* _WHAT TO PRODUCE_
Exactly reproduce all the records, keeping pictures out of the copy.

* _DATA EXTRACT_
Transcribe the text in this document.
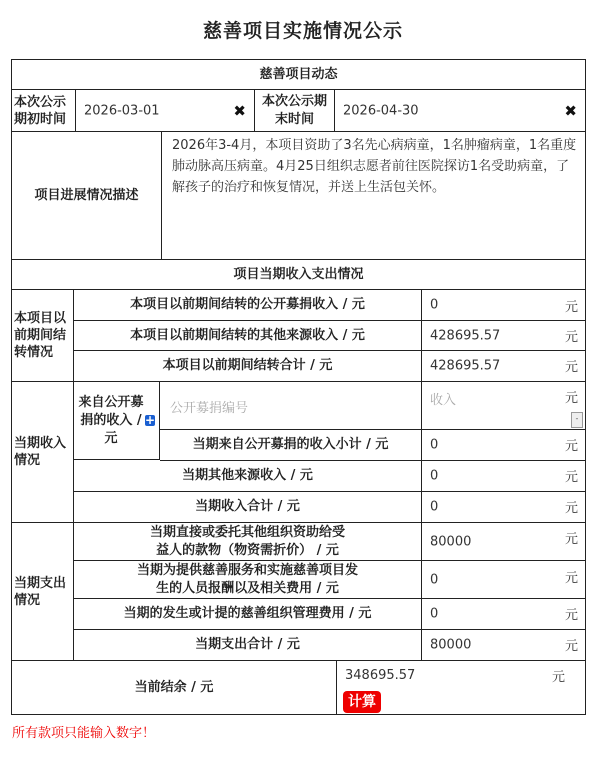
慈善项目实施情况公示
慈善项目动态
本次公示期初时间
2026-03-01	✖
本次公示期末时间
2026-04-30	✖
项目进展情况描述
2026年3-4月，本项目资助了3名先心病病童，1名肿瘤病童，1名重度肺动脉高压病童。4月25日组织志愿者前往医院探访1名受助病童，了解孩子的治疗和恢复情况，并送上生活包关怀。
项目当期收入支出情况
本项目以前期间结转情况
本项目以前期间结转的公开募捐收入 / 元	0	元
本项目以前期间结转的其他来源收入 / 元	428695.57	元
本项目以前期间结转合计 / 元	428695.57	元
当期收入情况
来自公开募捐的收入 / 元
+
公开募捐编号
收入	元
-
当期来自公开募捐的收入小计 / 元	0	元
当期其他来源收入 / 元	0	元
当期收入合计 / 元	0	元
当期支出情况
当期直接或委托其他组织资助给受益人的款物（物资需折价） / 元
80000	元
当期为提供慈善服务和实施慈善项目发生的人员报酬以及相关费用 / 元
0	元
当期的发生或计提的慈善组织管理费用 / 元	0	元
当期支出合计 / 元	80000	元
当前结余 / 元
348695.57	元
计算
所有款项只能输入数字！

* _WRITTEN ANSWER_
Transcribe the text in this document.
慈善项目实施情况公示
慈善项目动态
本次公示期初时间
2026-03-01	✖
本次公示期末时间
2026-04-30	✖
项目进展情况描述
2026年3-4月，本项目资助了3名先心病病童，1名肿瘤病童，1名重度肺动脉高压病童。4月25日组织志愿者前往医院探访1名受助病童，了解孩子的治疗和恢复情况，并送上生活包关怀。
项目当期收入支出情况
本项目以前期间结转情况
本项目以前期间结转的公开募捐收入 / 元	0	元
本项目以前期间结转的其他来源收入 / 元	428695.57	元
本项目以前期间结转合计 / 元	428695.57	元
当期收入情况
来自公开募捐的收入 / 元
+
公开募捐编号
收入	元
-
当期来自公开募捐的收入小计 / 元	0	元
当期其他来源收入 / 元	0	元
当期收入合计 / 元	0	元
当期支出情况
当期直接或委托其他组织资助给受益人的款物（物资需折价） / 元
80000	元
当期为提供慈善服务和实施慈善项目发生的人员报酬以及相关费用 / 元
0	元
当期的发生或计提的慈善组织管理费用 / 元	0	元
当期支出合计 / 元	80000	元
当前结余 / 元
348695.57	元
计算
所有款项只能输入数字！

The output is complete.